Required task
Write out the entries verbatim and leave the images out of the copy.

Records shown
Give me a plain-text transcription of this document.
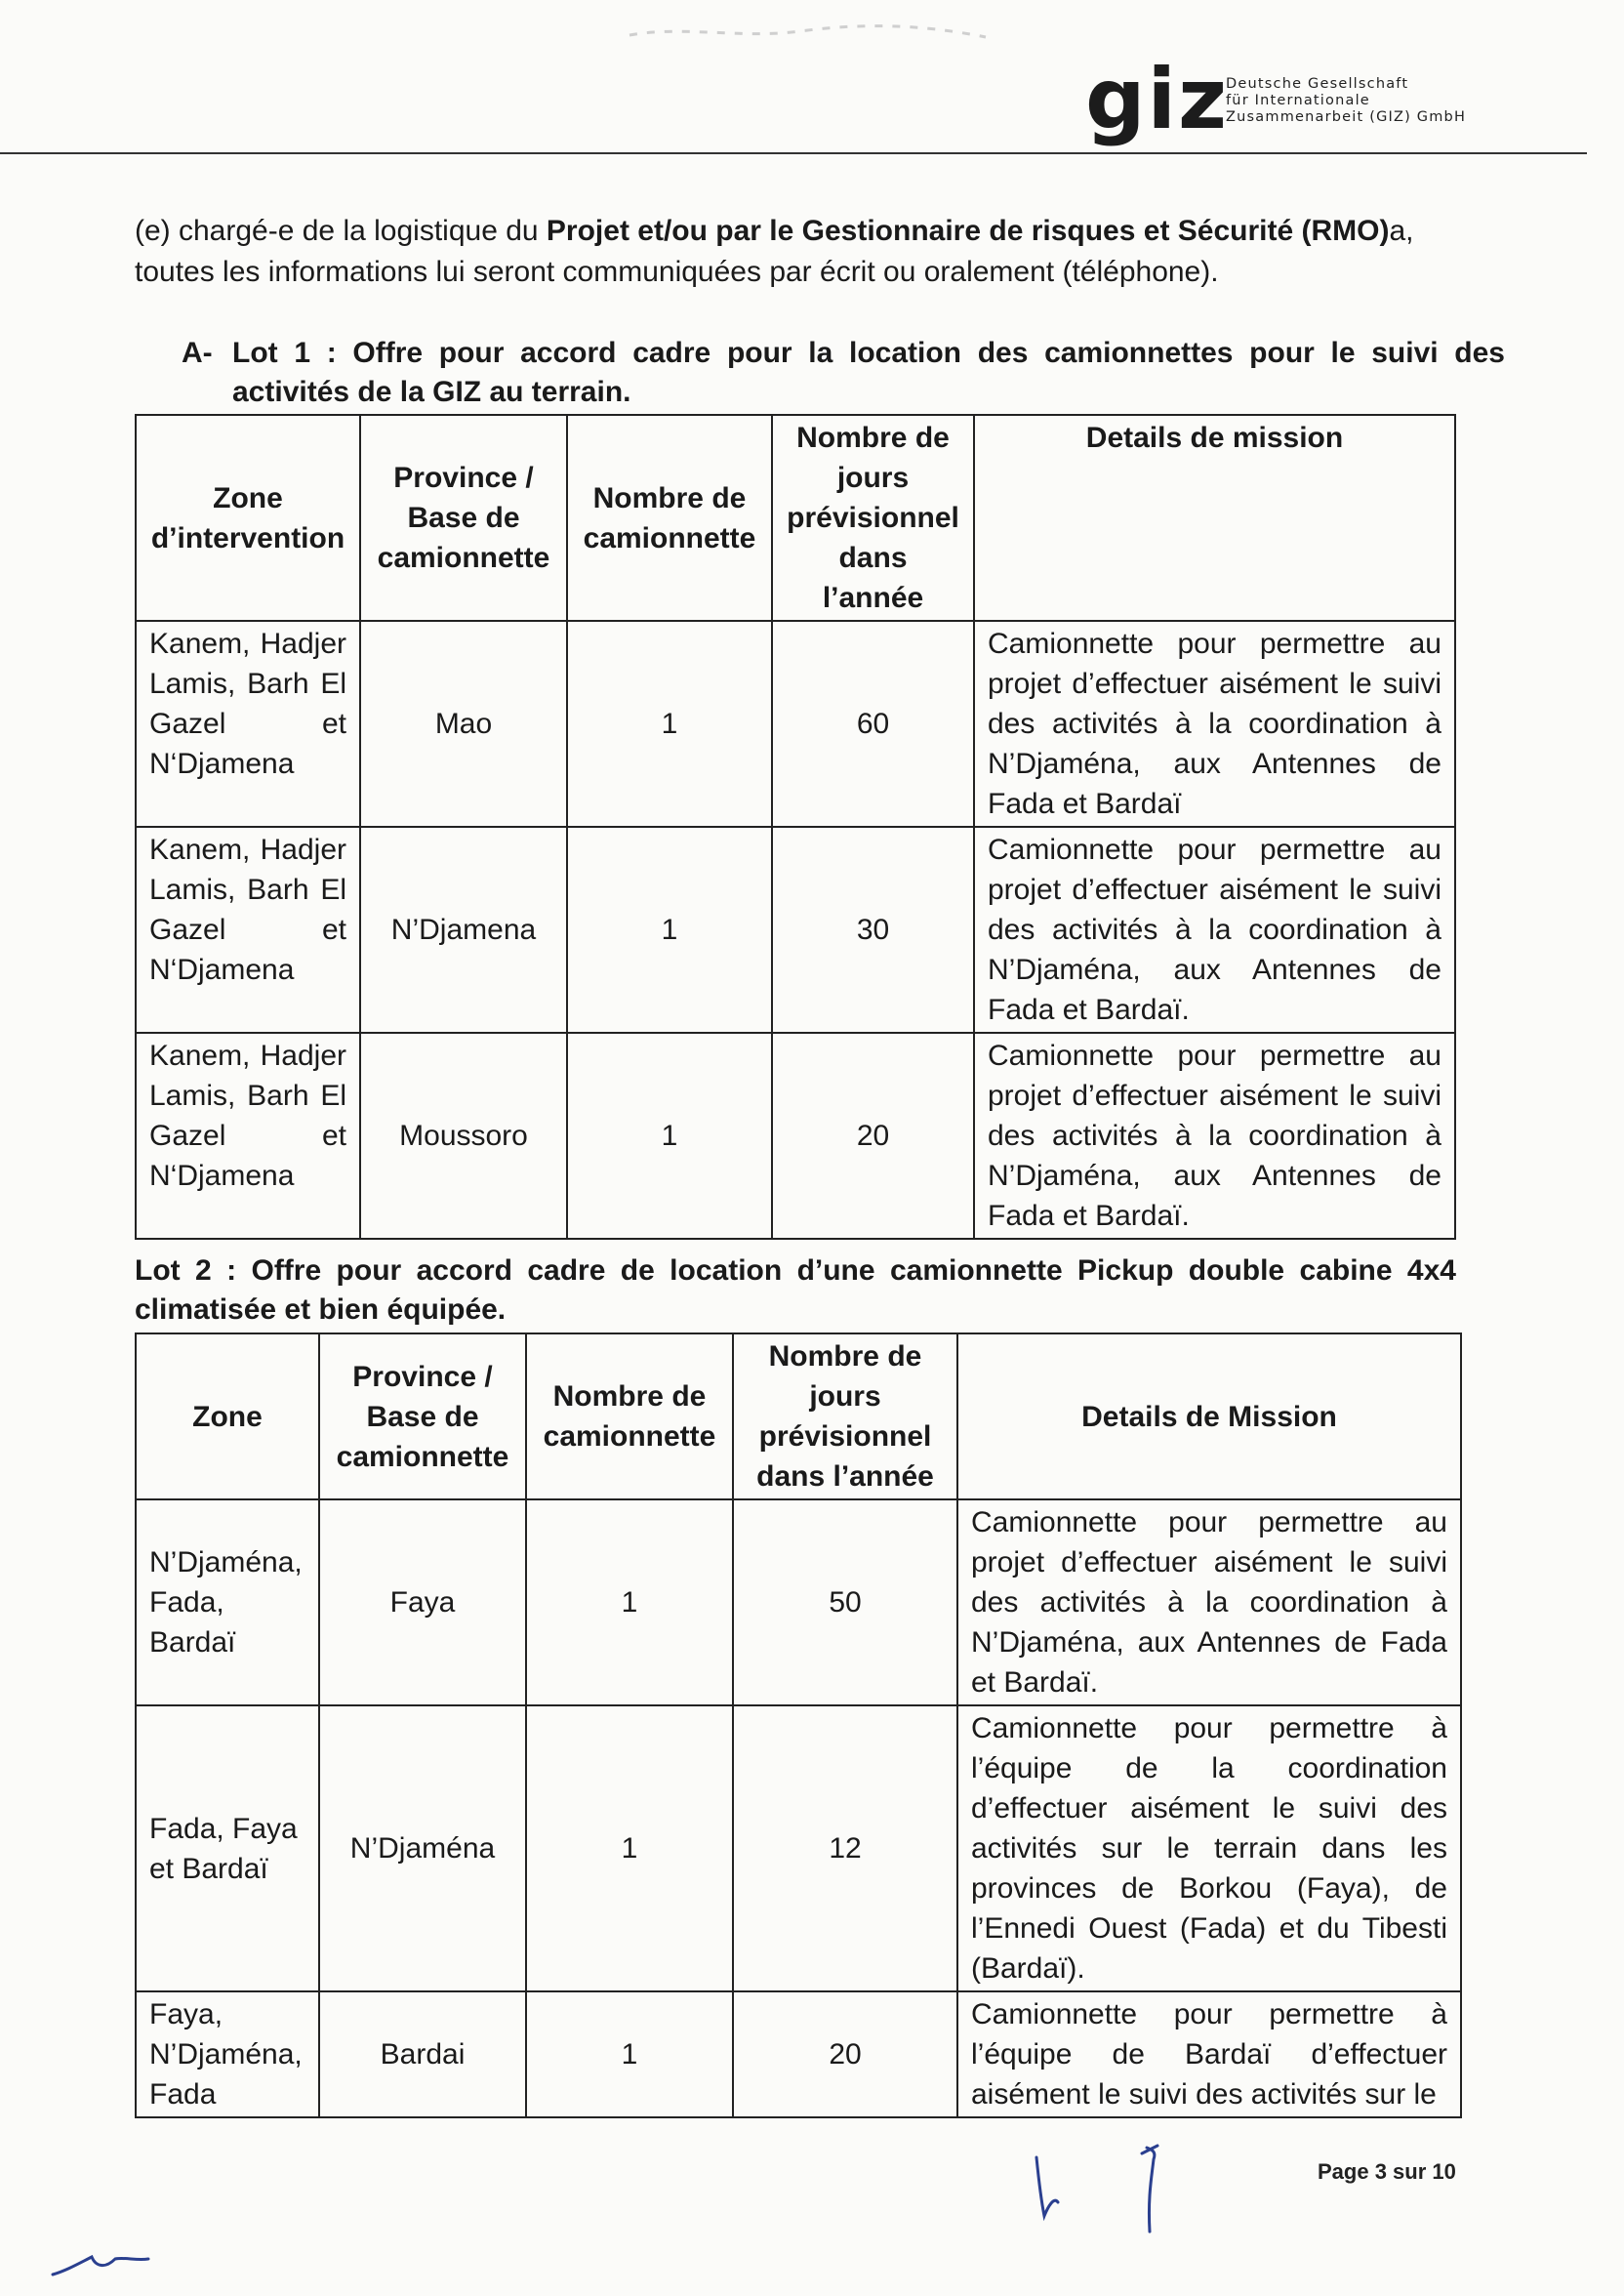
giz
Deutsche Gesellschaft
für Internationale
Zusammenarbeit (GIZ) GmbH

(e) chargé-e de la logistique du Projet et/ou par le Gestionnaire de risques et Sécurité (RMO)a, toutes les informations lui seront communiquées par écrit ou oralement (téléphone).

A- Lot 1 : Offre pour accord cadre pour la location des camionnettes pour le suivi des activités de la GIZ au terrain.
Zone d’intervention	Province / Base de camionnette	Nombre de camionnette	Nombre de jours prévisionnel dans l’année	Details de mission
Kanem, Hadjer Lamis, Barh El Gazel et N‘Djamena	Mao	1	60	Camionnette pour permettre au projet d’effectuer aisément le suivi des activités à la coordination à N’Djaména, aux Antennes de Fada et Bardaï
Kanem, Hadjer Lamis, Barh El Gazel et N‘Djamena	N’Djamena	1	30	Camionnette pour permettre au projet d’effectuer aisément le suivi des activités à la coordination à N’Djaména, aux Antennes de Fada et Bardaï.
Kanem, Hadjer Lamis, Barh El Gazel et N‘Djamena	Moussoro	1	20	Camionnette pour permettre au projet d’effectuer aisément le suivi des activités à la coordination à N’Djaména, aux Antennes de Fada et Bardaï.
Lot 2 : Offre pour accord cadre de location d’une camionnette Pickup double cabine 4x4 climatisée et bien équipée.
Zone	Province / Base de camionnette	Nombre de camionnette	Nombre de jours prévisionnel dans l’année	Details de Mission
N’Djaména, Fada, Bardaï	Faya	1	50	Camionnette pour permettre au projet d’effectuer aisément le suivi des activités à la coordination à N’Djaména, aux Antennes de Fada et Bardaï.
Fada, Faya et Bardaï	N’Djaména	1	12	Camionnette pour permettre à l’équipe de la coordination d’effectuer aisément le suivi des activités sur le terrain dans les provinces de Borkou (Faya), de l’Ennedi Ouest (Fada) et du Tibesti (Bardaï).
Faya, N’Djaména, Fada	Bardai	1	20	Camionnette pour permettre à l’équipe de Bardaï d’effectuer aisément le suivi des activités sur le
Page 3 sur 10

Exercise result
Give me a plain-text transcription of this document.
giz
Deutsche Gesellschaft
für Internationale
Zusammenarbeit (GIZ) GmbH

(e) chargé-e de la logistique du Projet et/ou par le Gestionnaire de risques et Sécurité (RMO)a, toutes les informations lui seront communiquées par écrit ou oralement (téléphone).

A- Lot 1 : Offre pour accord cadre pour la location des camionnettes pour le suivi des activités de la GIZ au terrain.
Zone d’intervention	Province / Base de camionnette	Nombre de camionnette	Nombre de jours prévisionnel dans l’année	Details de mission
Kanem, Hadjer Lamis, Barh El Gazel et N‘Djamena	Mao	1	60	Camionnette pour permettre au projet d’effectuer aisément le suivi des activités à la coordination à N’Djaména, aux Antennes de Fada et Bardaï
Kanem, Hadjer Lamis, Barh El Gazel et N‘Djamena	N’Djamena	1	30	Camionnette pour permettre au projet d’effectuer aisément le suivi des activités à la coordination à N’Djaména, aux Antennes de Fada et Bardaï.
Kanem, Hadjer Lamis, Barh El Gazel et N‘Djamena	Moussoro	1	20	Camionnette pour permettre au projet d’effectuer aisément le suivi des activités à la coordination à N’Djaména, aux Antennes de Fada et Bardaï.
Lot 2 : Offre pour accord cadre de location d’une camionnette Pickup double cabine 4x4 climatisée et bien équipée.
Zone	Province / Base de camionnette	Nombre de camionnette	Nombre de jours prévisionnel dans l’année	Details de Mission
N’Djaména, Fada, Bardaï	Faya	1	50	Camionnette pour permettre au projet d’effectuer aisément le suivi des activités à la coordination à N’Djaména, aux Antennes de Fada et Bardaï.
Fada, Faya et Bardaï	N’Djaména	1	12	Camionnette pour permettre à l’équipe de la coordination d’effectuer aisément le suivi des activités sur le terrain dans les provinces de Borkou (Faya), de l’Ennedi Ouest (Fada) et du Tibesti (Bardaï).
Faya, N’Djaména, Fada	Bardai	1	20	Camionnette pour permettre à l’équipe de Bardaï d’effectuer aisément le suivi des activités sur le
Page 3 sur 10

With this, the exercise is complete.